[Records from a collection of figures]
....

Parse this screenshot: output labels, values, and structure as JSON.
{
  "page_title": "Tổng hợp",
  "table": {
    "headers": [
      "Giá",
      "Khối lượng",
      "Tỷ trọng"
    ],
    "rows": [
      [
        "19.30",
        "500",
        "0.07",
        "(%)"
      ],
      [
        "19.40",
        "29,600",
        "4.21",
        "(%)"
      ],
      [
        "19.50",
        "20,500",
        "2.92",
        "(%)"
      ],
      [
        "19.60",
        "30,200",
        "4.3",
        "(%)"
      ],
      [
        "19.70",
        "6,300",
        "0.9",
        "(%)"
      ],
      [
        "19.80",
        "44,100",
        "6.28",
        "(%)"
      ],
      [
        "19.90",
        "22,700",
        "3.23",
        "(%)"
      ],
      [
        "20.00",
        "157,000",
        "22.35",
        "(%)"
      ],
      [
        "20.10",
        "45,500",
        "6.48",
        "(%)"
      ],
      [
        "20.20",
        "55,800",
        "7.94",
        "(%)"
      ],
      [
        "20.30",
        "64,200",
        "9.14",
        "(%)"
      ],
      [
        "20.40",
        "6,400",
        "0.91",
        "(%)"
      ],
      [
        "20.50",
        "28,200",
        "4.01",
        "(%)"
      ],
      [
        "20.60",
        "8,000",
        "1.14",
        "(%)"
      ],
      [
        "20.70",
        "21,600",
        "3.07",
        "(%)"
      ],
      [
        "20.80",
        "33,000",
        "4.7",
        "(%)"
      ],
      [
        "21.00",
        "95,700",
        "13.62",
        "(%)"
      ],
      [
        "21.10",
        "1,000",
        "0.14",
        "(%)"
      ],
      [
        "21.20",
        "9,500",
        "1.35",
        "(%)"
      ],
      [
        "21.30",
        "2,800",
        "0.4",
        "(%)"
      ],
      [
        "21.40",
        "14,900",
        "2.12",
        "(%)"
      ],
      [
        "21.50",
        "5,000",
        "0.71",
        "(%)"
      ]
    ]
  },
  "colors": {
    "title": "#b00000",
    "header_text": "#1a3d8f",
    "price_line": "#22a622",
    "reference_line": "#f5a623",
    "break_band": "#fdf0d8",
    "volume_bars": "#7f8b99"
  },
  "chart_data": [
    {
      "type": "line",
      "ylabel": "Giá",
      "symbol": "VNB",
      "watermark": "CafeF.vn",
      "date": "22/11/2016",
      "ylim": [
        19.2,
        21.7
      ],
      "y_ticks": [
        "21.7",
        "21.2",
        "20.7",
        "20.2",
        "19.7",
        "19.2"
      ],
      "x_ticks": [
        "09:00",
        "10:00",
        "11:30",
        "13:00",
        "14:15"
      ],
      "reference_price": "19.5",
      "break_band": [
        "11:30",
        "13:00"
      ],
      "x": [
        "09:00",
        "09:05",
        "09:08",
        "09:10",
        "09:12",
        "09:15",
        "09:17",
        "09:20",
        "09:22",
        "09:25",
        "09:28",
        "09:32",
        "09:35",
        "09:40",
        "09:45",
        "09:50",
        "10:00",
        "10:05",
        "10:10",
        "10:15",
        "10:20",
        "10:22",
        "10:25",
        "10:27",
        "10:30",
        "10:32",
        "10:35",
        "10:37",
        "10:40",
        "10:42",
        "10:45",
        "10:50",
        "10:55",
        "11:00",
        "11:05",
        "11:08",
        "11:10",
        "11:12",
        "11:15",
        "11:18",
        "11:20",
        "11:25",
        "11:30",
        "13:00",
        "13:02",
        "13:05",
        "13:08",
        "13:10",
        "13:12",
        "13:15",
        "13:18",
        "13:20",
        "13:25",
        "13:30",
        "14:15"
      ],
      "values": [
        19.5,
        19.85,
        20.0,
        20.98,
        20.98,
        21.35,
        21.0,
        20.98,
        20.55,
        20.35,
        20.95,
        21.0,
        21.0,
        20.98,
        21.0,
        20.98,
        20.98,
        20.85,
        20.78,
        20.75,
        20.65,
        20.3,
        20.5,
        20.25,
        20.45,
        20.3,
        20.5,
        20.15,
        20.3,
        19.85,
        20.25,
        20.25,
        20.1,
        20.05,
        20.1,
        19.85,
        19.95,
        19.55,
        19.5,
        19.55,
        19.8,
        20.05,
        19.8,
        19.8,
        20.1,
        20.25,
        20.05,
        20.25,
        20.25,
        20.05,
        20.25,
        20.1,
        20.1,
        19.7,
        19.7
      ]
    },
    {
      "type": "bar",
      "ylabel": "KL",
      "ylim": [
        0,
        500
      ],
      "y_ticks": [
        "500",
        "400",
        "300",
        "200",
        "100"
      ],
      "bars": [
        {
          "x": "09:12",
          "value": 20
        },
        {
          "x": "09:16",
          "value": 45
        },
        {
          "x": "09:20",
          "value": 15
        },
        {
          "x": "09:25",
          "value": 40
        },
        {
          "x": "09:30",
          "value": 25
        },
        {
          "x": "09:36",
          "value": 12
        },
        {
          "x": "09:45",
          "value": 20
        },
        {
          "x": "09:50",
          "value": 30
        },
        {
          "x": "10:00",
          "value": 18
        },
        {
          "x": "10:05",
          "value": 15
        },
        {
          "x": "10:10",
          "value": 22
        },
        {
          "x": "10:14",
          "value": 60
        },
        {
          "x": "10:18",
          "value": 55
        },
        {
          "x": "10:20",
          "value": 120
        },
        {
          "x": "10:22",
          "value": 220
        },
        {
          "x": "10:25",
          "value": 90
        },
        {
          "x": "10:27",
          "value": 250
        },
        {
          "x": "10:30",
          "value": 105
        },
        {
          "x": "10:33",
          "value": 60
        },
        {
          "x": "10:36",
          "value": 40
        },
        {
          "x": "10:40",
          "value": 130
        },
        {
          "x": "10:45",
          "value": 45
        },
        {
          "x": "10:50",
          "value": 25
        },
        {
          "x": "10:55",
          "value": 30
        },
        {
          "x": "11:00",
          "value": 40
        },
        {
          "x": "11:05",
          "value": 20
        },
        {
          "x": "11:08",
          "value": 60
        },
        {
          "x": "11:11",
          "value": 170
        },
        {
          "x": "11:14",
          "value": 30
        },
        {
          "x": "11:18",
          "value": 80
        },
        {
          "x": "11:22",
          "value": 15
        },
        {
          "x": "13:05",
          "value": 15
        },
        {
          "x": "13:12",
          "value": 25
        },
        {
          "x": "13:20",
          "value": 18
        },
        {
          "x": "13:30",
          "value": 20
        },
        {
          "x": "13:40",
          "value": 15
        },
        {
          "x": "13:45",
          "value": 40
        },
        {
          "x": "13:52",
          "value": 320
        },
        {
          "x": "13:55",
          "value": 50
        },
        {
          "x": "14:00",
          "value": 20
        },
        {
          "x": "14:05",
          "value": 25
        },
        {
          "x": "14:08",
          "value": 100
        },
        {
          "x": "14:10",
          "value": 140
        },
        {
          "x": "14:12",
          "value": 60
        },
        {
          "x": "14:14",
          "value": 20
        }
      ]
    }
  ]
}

....

# EXERCISE DETAILS:
Return every entry verbatim.

# THE ANSWER:
Parse this screenshot: output labels, values, and structure as JSON.
{
  "page_title": "Tổng hợp",
  "table": {
    "headers": [
      "Giá",
      "Khối lượng",
      "Tỷ trọng"
    ],
    "rows": [
      [
        "19.30",
        "500",
        "0.07",
        "(%)"
      ],
      [
        "19.40",
        "29,600",
        "4.21",
        "(%)"
      ],
      [
        "19.50",
        "20,500",
        "2.92",
        "(%)"
      ],
      [
        "19.60",
        "30,200",
        "4.3",
        "(%)"
      ],
      [
        "19.70",
        "6,300",
        "0.9",
        "(%)"
      ],
      [
        "19.80",
        "44,100",
        "6.28",
        "(%)"
      ],
      [
        "19.90",
        "22,700",
        "3.23",
        "(%)"
      ],
      [
        "20.00",
        "157,000",
        "22.35",
        "(%)"
      ],
      [
        "20.10",
        "45,500",
        "6.48",
        "(%)"
      ],
      [
        "20.20",
        "55,800",
        "7.94",
        "(%)"
      ],
      [
        "20.30",
        "64,200",
        "9.14",
        "(%)"
      ],
      [
        "20.40",
        "6,400",
        "0.91",
        "(%)"
      ],
      [
        "20.50",
        "28,200",
        "4.01",
        "(%)"
      ],
      [
        "20.60",
        "8,000",
        "1.14",
        "(%)"
      ],
      [
        "20.70",
        "21,600",
        "3.07",
        "(%)"
      ],
      [
        "20.80",
        "33,000",
        "4.7",
        "(%)"
      ],
      [
        "21.00",
        "95,700",
        "13.62",
        "(%)"
      ],
      [
        "21.10",
        "1,000",
        "0.14",
        "(%)"
      ],
      [
        "21.20",
        "9,500",
        "1.35",
        "(%)"
      ],
      [
        "21.30",
        "2,800",
        "0.4",
        "(%)"
      ],
      [
        "21.40",
        "14,900",
        "2.12",
        "(%)"
      ],
      [
        "21.50",
        "5,000",
        "0.71",
        "(%)"
      ]
    ]
  },
  "colors": {
    "title": "#b00000",
    "header_text": "#1a3d8f",
    "price_line": "#22a622",
    "reference_line": "#f5a623",
    "break_band": "#fdf0d8",
    "volume_bars": "#7f8b99"
  },
  "chart_data": [
    {
      "type": "line",
      "ylabel": "Giá",
      "symbol": "VNB",
      "watermark": "CafeF.vn",
      "date": "22/11/2016",
      "ylim": [
        19.2,
        21.7
      ],
      "y_ticks": [
        "21.7",
        "21.2",
        "20.7",
        "20.2",
        "19.7",
        "19.2"
      ],
      "x_ticks": [
        "09:00",
        "10:00",
        "11:30",
        "13:00",
        "14:15"
      ],
      "reference_price": "19.5",
      "break_band": [
        "11:30",
        "13:00"
      ],
      "x": [
        "09:00",
        "09:05",
        "09:08",
        "09:10",
        "09:12",
        "09:15",
        "09:17",
        "09:20",
        "09:22",
        "09:25",
        "09:28",
        "09:32",
        "09:35",
        "09:40",
        "09:45",
        "09:50",
        "10:00",
        "10:05",
        "10:10",
        "10:15",
        "10:20",
        "10:22",
        "10:25",
        "10:27",
        "10:30",
        "10:32",
        "10:35",
        "10:37",
        "10:40",
        "10:42",
        "10:45",
        "10:50",
        "10:55",
        "11:00",
        "11:05",
        "11:08",
        "11:10",
        "11:12",
        "11:15",
        "11:18",
        "11:20",
        "11:25",
        "11:30",
        "13:00",
        "13:02",
        "13:05",
        "13:08",
        "13:10",
        "13:12",
        "13:15",
        "13:18",
        "13:20",
        "13:25",
        "13:30",
        "14:15"
      ],
      "values": [
        19.5,
        19.85,
        20.0,
        20.98,
        20.98,
        21.35,
        21.0,
        20.98,
        20.55,
        20.35,
        20.95,
        21.0,
        21.0,
        20.98,
        21.0,
        20.98,
        20.98,
        20.85,
        20.78,
        20.75,
        20.65,
        20.3,
        20.5,
        20.25,
        20.45,
        20.3,
        20.5,
        20.15,
        20.3,
        19.85,
        20.25,
        20.25,
        20.1,
        20.05,
        20.1,
        19.85,
        19.95,
        19.55,
        19.5,
        19.55,
        19.8,
        20.05,
        19.8,
        19.8,
        20.1,
        20.25,
        20.05,
        20.25,
        20.25,
        20.05,
        20.25,
        20.1,
        20.1,
        19.7,
        19.7
      ]
    },
    {
      "type": "bar",
      "ylabel": "KL",
      "ylim": [
        0,
        500
      ],
      "y_ticks": [
        "500",
        "400",
        "300",
        "200",
        "100"
      ],
      "bars": [
        {
          "x": "09:12",
          "value": 20
        },
        {
          "x": "09:16",
          "value": 45
        },
        {
          "x": "09:20",
          "value": 15
        },
        {
          "x": "09:25",
          "value": 40
        },
        {
          "x": "09:30",
          "value": 25
        },
        {
          "x": "09:36",
          "value": 12
        },
        {
          "x": "09:45",
          "value": 20
        },
        {
          "x": "09:50",
          "value": 30
        },
        {
          "x": "10:00",
          "value": 18
        },
        {
          "x": "10:05",
          "value": 15
        },
        {
          "x": "10:10",
          "value": 22
        },
        {
          "x": "10:14",
          "value": 60
        },
        {
          "x": "10:18",
          "value": 55
        },
        {
          "x": "10:20",
          "value": 120
        },
        {
          "x": "10:22",
          "value": 220
        },
        {
          "x": "10:25",
          "value": 90
        },
        {
          "x": "10:27",
          "value": 250
        },
        {
          "x": "10:30",
          "value": 105
        },
        {
          "x": "10:33",
          "value": 60
        },
        {
          "x": "10:36",
          "value": 40
        },
        {
          "x": "10:40",
          "value": 130
        },
        {
          "x": "10:45",
          "value": 45
        },
        {
          "x": "10:50",
          "value": 25
        },
        {
          "x": "10:55",
          "value": 30
        },
        {
          "x": "11:00",
          "value": 40
        },
        {
          "x": "11:05",
          "value": 20
        },
        {
          "x": "11:08",
          "value": 60
        },
        {
          "x": "11:11",
          "value": 170
        },
        {
          "x": "11:14",
          "value": 30
        },
        {
          "x": "11:18",
          "value": 80
        },
        {
          "x": "11:22",
          "value": 15
        },
        {
          "x": "13:05",
          "value": 15
        },
        {
          "x": "13:12",
          "value": 25
        },
        {
          "x": "13:20",
          "value": 18
        },
        {
          "x": "13:30",
          "value": 20
        },
        {
          "x": "13:40",
          "value": 15
        },
        {
          "x": "13:45",
          "value": 40
        },
        {
          "x": "13:52",
          "value": 320
        },
        {
          "x": "13:55",
          "value": 50
        },
        {
          "x": "14:00",
          "value": 20
        },
        {
          "x": "14:05",
          "value": 25
        },
        {
          "x": "14:08",
          "value": 100
        },
        {
          "x": "14:10",
          "value": 140
        },
        {
          "x": "14:12",
          "value": 60
        },
        {
          "x": "14:14",
          "value": 20
        }
      ]
    }
  ]
}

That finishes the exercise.